----- MATERIAL FOR THIS EXERCISE

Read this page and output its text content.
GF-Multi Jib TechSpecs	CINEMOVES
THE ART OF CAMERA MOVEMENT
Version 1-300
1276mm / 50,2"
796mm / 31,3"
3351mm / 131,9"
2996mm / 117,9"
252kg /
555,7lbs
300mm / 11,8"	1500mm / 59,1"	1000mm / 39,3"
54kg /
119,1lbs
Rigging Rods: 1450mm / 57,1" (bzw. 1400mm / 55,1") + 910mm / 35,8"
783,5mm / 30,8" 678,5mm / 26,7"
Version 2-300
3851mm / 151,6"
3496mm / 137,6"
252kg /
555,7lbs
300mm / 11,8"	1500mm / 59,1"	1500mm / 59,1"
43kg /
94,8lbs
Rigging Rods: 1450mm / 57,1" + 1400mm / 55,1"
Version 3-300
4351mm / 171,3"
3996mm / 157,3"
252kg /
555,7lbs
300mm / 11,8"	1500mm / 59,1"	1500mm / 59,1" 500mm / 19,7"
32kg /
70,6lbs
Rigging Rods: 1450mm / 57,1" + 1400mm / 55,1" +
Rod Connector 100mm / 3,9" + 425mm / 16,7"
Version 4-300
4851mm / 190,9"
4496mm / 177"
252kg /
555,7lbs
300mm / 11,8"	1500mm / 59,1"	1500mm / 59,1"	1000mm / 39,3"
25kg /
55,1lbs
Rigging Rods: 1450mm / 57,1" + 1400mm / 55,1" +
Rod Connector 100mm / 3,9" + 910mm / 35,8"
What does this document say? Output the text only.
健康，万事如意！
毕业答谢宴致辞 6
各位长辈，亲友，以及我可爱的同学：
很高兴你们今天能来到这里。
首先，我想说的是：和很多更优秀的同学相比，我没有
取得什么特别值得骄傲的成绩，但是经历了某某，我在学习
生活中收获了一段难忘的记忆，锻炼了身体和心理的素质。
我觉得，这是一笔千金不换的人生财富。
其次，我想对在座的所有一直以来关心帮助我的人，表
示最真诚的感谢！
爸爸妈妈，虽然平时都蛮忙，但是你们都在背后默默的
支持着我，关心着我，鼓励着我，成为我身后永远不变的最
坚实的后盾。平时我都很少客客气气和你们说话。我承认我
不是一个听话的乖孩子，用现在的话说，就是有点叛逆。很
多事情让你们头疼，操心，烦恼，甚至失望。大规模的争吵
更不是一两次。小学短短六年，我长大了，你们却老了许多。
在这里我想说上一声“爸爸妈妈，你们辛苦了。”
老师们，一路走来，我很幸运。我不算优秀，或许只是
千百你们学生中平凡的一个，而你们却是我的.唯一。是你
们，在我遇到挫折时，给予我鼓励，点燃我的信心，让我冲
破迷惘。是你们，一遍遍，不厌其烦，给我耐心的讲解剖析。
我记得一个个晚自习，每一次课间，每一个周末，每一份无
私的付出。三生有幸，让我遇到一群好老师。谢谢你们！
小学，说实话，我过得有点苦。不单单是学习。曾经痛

----------

INSTRUCTIONS FOR THE TASK> Restate every entry word for word.

COMPLETED TASK>
Read this page and output its text content.
GF-Multi Jib TechSpecs	CINEMOVES
THE ART OF CAMERA MOVEMENT
Version 1-300
1276mm / 50,2"
796mm / 31,3"
3351mm / 131,9"
2996mm / 117,9"
252kg /
555,7lbs
300mm / 11,8"	1500mm / 59,1"	1000mm / 39,3"
54kg /
119,1lbs
Rigging Rods: 1450mm / 57,1" (bzw. 1400mm / 55,1") + 910mm / 35,8"
783,5mm / 30,8" 678,5mm / 26,7"
Version 2-300
3851mm / 151,6"
3496mm / 137,6"
252kg /
555,7lbs
300mm / 11,8"	1500mm / 59,1"	1500mm / 59,1"
43kg /
94,8lbs
Rigging Rods: 1450mm / 57,1" + 1400mm / 55,1"
Version 3-300
4351mm / 171,3"
3996mm / 157,3"
252kg /
555,7lbs
300mm / 11,8"	1500mm / 59,1"	1500mm / 59,1" 500mm / 19,7"
32kg /
70,6lbs
Rigging Rods: 1450mm / 57,1" + 1400mm / 55,1" +
Rod Connector 100mm / 3,9" + 425mm / 16,7"
Version 4-300
4851mm / 190,9"
4496mm / 177"
252kg /
555,7lbs
300mm / 11,8"	1500mm / 59,1"	1500mm / 59,1"	1000mm / 39,3"
25kg /
55,1lbs
Rigging Rods: 1450mm / 57,1" + 1400mm / 55,1" +
Rod Connector 100mm / 3,9" + 910mm / 35,8"
What does this document say? Output the text only.
健康，万事如意！
毕业答谢宴致辞 6
各位长辈，亲友，以及我可爱的同学：
很高兴你们今天能来到这里。
首先，我想说的是：和很多更优秀的同学相比，我没有
取得什么特别值得骄傲的成绩，但是经历了某某，我在学习
生活中收获了一段难忘的记忆，锻炼了身体和心理的素质。
我觉得，这是一笔千金不换的人生财富。
其次，我想对在座的所有一直以来关心帮助我的人，表
示最真诚的感谢！
爸爸妈妈，虽然平时都蛮忙，但是你们都在背后默默的
支持着我，关心着我，鼓励着我，成为我身后永远不变的最
坚实的后盾。平时我都很少客客气气和你们说话。我承认我
不是一个听话的乖孩子，用现在的话说，就是有点叛逆。很
多事情让你们头疼，操心，烦恼，甚至失望。大规模的争吵
更不是一两次。小学短短六年，我长大了，你们却老了许多。
在这里我想说上一声“爸爸妈妈，你们辛苦了。”
老师们，一路走来，我很幸运。我不算优秀，或许只是
千百你们学生中平凡的一个，而你们却是我的.唯一。是你
们，在我遇到挫折时，给予我鼓励，点燃我的信心，让我冲
破迷惘。是你们，一遍遍，不厌其烦，给我耐心的讲解剖析。
我记得一个个晚自习，每一次课间，每一个周末，每一份无
私的付出。三生有幸，让我遇到一群好老师。谢谢你们！
小学，说实话，我过得有点苦。不单单是学习。曾经痛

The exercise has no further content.